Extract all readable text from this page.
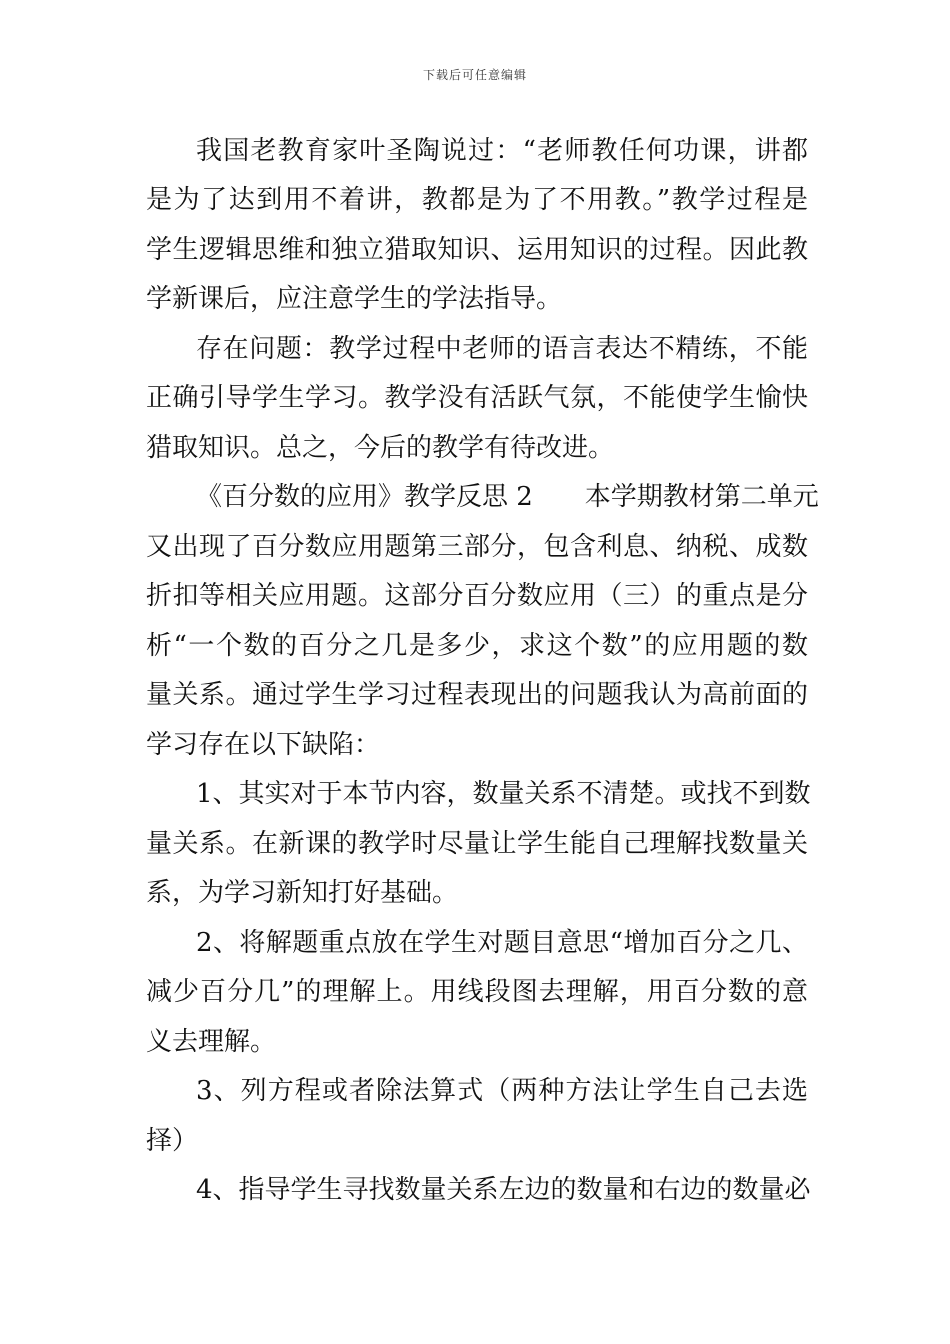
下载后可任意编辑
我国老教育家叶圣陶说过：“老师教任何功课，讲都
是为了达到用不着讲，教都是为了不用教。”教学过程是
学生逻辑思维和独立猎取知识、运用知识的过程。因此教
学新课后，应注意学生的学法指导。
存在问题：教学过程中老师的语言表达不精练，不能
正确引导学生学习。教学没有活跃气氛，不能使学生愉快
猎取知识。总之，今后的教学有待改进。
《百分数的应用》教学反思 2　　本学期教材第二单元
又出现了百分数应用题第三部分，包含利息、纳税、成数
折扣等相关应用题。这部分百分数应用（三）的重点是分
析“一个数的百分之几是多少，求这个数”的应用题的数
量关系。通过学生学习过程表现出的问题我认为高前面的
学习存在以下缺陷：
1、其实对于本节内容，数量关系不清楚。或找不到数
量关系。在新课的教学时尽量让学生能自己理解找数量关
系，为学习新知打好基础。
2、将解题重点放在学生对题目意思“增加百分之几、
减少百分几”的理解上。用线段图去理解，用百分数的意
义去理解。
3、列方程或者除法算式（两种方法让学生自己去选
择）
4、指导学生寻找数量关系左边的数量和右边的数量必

* * *

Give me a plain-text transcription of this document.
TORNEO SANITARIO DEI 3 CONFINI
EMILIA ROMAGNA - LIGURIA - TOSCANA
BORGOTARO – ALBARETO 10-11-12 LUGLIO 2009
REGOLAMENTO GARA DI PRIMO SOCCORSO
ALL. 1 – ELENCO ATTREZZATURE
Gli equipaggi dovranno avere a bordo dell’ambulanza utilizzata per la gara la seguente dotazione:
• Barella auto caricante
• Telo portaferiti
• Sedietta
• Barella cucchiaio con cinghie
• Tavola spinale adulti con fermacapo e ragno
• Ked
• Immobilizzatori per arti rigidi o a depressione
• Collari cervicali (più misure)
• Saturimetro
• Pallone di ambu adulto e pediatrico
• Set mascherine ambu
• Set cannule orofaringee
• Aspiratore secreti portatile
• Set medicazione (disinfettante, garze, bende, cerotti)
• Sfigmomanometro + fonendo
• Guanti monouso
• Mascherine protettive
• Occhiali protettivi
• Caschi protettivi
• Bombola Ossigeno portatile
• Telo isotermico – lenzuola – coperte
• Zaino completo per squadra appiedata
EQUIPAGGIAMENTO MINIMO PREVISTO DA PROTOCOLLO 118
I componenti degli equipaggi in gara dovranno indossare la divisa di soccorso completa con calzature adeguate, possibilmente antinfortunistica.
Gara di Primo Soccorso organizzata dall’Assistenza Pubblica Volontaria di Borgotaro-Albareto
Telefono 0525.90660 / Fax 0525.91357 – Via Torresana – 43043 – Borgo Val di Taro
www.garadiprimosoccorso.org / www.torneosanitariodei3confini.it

**SHORT EXERCISE**. Gather, from the listing above, every line carrying the word "protettivi".

**FULL RESPONSE**.
• Occhiali protettivi
• Caschi protettivi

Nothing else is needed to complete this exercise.